What needs to be done: Extract each line from the entries below that has the string "二氧化碳" in it.

[start Record extracts]

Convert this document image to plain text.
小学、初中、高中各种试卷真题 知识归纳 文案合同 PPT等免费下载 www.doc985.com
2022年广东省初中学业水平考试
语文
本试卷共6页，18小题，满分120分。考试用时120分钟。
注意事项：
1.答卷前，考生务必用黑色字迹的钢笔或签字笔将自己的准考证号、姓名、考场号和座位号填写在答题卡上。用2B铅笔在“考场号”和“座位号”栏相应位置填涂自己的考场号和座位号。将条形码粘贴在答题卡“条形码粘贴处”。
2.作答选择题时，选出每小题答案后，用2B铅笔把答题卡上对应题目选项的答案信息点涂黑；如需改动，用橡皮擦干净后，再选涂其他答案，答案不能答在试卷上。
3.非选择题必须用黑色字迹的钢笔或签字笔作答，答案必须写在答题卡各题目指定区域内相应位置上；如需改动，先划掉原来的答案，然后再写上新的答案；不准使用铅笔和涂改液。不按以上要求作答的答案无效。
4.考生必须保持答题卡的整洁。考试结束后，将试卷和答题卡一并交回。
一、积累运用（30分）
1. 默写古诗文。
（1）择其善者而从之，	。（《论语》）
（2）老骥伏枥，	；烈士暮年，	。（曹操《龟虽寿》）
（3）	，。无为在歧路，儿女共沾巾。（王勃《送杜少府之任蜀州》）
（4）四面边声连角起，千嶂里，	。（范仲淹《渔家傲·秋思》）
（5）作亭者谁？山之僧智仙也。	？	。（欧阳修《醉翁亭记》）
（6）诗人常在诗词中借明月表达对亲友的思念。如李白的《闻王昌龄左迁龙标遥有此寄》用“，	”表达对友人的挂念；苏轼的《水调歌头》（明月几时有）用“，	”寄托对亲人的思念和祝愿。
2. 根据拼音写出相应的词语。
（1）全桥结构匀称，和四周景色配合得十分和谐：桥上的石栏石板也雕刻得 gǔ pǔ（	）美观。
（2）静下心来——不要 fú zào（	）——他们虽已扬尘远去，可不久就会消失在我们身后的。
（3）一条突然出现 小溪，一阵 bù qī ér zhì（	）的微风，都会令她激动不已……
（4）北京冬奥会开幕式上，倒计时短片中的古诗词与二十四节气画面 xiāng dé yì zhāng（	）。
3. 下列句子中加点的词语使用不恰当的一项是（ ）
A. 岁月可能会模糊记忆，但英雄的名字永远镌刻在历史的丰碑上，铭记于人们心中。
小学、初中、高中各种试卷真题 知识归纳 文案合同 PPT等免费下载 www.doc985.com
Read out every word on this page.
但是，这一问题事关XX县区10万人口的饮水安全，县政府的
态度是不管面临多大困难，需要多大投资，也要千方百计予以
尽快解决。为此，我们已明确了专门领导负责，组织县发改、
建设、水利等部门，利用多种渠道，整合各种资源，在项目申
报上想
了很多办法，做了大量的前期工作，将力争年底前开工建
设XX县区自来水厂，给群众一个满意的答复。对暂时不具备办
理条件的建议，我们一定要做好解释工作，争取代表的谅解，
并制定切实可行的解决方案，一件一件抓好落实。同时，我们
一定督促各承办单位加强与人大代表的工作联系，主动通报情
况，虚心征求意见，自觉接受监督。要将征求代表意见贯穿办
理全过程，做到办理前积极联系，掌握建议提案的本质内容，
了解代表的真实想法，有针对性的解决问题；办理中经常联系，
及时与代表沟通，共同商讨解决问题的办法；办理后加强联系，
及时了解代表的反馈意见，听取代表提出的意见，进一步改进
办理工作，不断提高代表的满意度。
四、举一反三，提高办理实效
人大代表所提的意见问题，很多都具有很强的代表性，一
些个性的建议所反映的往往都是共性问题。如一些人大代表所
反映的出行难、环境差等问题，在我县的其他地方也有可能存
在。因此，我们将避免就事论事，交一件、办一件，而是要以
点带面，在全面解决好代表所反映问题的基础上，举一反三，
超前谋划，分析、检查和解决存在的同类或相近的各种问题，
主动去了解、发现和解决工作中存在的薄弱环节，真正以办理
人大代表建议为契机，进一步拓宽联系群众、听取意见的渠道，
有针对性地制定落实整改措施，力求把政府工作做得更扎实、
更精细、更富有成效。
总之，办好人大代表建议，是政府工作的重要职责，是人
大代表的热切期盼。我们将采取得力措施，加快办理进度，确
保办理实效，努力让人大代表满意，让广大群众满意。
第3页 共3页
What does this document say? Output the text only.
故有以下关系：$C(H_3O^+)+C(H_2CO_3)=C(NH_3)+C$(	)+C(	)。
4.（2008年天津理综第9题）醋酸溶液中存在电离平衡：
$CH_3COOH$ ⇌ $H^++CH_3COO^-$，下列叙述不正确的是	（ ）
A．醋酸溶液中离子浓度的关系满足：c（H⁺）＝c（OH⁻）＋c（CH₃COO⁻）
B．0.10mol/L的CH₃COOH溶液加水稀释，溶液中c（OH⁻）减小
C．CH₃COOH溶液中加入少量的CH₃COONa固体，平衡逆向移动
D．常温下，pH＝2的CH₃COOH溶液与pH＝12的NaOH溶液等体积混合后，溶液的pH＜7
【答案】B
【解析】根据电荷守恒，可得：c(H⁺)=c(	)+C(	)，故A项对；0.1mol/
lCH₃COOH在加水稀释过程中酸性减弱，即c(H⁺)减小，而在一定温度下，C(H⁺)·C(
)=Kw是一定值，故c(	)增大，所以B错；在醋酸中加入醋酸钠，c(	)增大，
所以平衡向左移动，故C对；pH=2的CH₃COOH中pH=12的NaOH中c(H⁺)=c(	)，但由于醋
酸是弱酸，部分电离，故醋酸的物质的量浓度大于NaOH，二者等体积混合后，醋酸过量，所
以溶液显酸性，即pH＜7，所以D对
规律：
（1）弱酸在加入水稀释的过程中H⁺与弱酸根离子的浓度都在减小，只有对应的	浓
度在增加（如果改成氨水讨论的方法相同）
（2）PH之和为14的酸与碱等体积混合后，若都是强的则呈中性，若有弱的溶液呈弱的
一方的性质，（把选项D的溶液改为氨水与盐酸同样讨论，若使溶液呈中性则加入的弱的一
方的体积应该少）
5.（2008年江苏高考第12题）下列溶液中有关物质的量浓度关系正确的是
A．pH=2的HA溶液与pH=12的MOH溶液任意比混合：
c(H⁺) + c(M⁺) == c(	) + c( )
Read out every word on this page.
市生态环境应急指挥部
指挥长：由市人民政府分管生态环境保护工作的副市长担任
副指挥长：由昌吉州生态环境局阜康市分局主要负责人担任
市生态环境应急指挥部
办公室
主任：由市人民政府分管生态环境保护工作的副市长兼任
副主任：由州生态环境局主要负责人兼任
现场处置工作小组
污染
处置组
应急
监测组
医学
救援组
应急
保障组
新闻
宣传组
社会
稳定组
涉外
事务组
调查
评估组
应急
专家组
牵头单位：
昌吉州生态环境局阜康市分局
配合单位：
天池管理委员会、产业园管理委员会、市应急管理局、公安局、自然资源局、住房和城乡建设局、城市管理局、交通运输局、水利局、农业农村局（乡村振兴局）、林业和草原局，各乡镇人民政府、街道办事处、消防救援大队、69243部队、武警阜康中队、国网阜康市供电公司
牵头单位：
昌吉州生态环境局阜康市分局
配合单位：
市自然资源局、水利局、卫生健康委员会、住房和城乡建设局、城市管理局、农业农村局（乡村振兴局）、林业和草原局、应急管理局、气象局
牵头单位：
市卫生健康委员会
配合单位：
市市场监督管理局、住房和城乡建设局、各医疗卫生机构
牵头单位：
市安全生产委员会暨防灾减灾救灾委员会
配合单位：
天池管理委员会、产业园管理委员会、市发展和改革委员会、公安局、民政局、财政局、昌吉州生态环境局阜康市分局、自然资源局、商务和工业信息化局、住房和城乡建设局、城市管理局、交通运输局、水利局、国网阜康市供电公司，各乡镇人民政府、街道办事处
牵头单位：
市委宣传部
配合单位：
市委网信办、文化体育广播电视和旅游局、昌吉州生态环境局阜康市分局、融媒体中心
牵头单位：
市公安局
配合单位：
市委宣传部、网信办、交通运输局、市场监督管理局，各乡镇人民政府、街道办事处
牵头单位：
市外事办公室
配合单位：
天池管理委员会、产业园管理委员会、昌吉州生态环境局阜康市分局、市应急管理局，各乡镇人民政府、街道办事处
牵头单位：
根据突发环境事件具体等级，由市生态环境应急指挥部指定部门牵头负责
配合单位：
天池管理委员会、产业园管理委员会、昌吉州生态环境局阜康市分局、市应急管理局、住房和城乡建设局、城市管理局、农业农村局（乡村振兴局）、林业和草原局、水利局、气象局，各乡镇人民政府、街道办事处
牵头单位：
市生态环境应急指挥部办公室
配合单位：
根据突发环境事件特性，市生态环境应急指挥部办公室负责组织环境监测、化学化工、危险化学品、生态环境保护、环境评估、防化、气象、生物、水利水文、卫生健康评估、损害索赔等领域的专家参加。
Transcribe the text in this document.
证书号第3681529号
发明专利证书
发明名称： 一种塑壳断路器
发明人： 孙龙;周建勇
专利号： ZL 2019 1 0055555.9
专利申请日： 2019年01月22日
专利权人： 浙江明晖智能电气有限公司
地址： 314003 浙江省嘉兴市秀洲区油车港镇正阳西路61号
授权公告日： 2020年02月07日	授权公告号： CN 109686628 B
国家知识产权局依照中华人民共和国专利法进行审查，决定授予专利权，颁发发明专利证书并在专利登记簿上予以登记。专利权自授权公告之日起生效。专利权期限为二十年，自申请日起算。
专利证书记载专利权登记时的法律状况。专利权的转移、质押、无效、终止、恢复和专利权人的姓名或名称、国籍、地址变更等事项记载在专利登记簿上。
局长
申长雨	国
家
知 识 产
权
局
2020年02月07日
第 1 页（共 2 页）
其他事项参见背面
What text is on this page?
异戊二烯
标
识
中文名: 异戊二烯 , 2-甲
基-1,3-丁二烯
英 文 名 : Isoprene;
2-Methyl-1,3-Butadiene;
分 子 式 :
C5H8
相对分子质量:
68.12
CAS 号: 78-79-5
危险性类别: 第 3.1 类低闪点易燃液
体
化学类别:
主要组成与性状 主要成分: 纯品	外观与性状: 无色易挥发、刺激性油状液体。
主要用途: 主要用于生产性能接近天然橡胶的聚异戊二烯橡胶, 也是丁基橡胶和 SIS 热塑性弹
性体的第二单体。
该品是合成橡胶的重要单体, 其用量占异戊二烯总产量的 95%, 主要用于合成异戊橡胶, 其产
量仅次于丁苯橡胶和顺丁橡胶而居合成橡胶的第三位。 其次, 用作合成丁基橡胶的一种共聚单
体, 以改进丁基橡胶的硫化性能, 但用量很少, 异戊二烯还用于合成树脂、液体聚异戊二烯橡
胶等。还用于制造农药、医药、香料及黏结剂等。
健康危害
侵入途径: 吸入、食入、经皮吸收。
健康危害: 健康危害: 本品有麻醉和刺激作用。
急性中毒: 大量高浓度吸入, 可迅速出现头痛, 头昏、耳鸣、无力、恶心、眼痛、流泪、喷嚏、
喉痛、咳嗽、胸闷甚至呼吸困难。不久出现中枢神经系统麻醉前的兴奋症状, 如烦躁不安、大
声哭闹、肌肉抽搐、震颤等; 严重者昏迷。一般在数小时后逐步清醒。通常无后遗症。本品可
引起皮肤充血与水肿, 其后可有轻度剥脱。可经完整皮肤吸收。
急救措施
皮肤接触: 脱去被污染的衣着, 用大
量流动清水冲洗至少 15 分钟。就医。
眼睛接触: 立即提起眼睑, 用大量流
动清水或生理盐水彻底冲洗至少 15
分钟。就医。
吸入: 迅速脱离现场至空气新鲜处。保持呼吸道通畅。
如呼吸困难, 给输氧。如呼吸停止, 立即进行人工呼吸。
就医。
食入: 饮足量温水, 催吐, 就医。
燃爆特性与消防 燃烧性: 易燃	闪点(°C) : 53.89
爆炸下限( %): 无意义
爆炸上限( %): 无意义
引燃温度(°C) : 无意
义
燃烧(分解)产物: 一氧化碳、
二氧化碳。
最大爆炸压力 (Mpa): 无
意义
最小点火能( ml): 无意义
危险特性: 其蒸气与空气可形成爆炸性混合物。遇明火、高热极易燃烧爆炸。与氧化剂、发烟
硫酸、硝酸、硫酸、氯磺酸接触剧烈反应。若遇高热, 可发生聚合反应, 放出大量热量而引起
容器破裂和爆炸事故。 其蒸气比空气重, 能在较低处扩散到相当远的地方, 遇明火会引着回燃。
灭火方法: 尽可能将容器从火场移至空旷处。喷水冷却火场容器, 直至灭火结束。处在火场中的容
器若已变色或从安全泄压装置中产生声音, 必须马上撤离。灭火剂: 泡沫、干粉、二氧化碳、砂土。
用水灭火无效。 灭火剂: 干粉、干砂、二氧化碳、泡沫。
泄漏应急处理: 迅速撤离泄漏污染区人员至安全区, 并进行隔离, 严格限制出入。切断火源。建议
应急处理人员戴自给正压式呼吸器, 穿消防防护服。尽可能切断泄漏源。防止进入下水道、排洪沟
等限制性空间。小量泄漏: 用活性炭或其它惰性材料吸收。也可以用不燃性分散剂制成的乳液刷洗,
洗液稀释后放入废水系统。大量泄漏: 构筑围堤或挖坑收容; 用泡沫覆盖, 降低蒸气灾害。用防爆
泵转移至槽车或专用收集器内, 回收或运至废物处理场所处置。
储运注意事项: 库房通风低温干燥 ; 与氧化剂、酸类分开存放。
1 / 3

[end Record extracts]

Task output:
二氧化碳。
器若已变色或从安全泄压装置中产生声音, 必须马上撤离。灭火剂: 泡沫、干粉、二氧化碳、砂土。
用水灭火无效。 灭火剂: 干粉、干砂、二氧化碳、泡沫。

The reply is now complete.